[Aim]
Report how many lines contain the word "Then", with no other text.

[Data provided]
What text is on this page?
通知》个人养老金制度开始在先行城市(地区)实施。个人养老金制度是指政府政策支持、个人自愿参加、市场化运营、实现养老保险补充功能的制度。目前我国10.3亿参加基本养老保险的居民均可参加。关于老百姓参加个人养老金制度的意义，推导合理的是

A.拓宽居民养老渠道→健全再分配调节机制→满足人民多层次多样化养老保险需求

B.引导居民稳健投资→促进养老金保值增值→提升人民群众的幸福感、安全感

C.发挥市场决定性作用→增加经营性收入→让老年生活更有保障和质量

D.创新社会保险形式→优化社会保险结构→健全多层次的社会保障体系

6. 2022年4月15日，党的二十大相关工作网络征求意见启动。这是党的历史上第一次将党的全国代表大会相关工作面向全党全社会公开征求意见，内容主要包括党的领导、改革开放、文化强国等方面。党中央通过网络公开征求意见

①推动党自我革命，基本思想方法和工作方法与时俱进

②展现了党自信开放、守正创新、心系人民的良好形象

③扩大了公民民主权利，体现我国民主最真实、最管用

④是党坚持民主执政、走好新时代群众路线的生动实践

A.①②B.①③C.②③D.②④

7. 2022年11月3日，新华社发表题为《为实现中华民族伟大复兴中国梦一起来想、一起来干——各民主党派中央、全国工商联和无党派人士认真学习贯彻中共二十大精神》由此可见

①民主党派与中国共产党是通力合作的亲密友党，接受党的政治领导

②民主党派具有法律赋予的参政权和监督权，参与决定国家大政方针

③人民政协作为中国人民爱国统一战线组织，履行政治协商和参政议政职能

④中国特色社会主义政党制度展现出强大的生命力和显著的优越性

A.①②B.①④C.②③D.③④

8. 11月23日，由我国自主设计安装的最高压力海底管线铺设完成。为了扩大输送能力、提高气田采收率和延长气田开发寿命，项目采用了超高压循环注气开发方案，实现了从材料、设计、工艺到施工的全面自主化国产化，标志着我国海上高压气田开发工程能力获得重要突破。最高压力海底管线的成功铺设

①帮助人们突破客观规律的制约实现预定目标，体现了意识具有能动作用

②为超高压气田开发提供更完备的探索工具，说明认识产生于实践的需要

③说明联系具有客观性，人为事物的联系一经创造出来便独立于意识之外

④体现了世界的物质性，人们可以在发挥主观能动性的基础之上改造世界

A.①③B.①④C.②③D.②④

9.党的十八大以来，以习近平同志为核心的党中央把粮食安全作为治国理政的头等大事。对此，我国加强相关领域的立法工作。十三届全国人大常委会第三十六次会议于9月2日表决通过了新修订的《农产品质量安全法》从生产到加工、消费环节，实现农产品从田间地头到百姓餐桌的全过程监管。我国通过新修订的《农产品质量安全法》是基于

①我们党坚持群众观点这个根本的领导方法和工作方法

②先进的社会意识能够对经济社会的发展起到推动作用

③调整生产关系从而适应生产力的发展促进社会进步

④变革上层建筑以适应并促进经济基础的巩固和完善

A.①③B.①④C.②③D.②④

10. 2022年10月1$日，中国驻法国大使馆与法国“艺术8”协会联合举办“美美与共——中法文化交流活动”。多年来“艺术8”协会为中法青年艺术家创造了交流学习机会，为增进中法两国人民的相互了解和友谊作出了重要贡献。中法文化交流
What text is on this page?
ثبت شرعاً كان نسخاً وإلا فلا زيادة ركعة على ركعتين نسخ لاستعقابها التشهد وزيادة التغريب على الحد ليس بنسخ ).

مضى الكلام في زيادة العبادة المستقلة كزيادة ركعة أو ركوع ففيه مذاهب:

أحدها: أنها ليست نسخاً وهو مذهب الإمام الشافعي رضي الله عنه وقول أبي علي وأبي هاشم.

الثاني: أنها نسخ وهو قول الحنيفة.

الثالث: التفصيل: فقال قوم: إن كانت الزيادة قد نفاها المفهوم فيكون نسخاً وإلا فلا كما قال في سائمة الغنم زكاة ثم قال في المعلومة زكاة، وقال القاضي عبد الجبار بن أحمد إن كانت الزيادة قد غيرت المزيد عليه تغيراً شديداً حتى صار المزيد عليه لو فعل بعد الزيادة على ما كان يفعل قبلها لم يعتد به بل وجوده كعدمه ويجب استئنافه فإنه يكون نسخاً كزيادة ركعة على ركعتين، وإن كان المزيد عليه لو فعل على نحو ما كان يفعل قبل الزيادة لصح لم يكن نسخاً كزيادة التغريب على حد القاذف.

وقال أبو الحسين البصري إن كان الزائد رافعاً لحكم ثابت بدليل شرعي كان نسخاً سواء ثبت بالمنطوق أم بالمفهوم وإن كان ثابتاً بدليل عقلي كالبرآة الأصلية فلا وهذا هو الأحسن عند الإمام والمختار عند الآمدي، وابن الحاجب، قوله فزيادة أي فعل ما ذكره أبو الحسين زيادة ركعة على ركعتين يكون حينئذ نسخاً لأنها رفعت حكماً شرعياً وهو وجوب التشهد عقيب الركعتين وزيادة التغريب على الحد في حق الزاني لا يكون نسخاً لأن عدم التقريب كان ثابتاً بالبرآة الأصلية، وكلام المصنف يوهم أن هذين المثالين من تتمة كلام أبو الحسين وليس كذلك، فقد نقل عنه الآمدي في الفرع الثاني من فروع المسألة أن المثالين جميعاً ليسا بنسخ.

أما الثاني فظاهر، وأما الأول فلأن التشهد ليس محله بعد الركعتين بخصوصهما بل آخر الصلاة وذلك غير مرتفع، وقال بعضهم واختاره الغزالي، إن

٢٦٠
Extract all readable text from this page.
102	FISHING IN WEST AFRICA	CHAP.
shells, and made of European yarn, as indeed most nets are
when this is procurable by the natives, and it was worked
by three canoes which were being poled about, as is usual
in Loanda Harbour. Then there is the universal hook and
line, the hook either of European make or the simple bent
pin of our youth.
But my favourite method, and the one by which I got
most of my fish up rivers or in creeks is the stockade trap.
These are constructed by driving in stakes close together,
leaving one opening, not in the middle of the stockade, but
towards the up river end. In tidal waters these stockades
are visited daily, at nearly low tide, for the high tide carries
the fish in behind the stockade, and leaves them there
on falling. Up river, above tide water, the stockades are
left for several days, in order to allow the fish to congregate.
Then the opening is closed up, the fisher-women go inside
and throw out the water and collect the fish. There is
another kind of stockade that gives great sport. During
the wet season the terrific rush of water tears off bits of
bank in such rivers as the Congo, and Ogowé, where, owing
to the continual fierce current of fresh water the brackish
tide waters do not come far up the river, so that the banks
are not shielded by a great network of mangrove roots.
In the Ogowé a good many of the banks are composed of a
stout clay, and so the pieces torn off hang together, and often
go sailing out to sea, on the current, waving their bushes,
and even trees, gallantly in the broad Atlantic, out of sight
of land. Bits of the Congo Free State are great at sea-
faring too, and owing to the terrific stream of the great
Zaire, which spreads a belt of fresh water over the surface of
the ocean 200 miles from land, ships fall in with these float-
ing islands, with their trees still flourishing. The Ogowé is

[Answer to this task]
2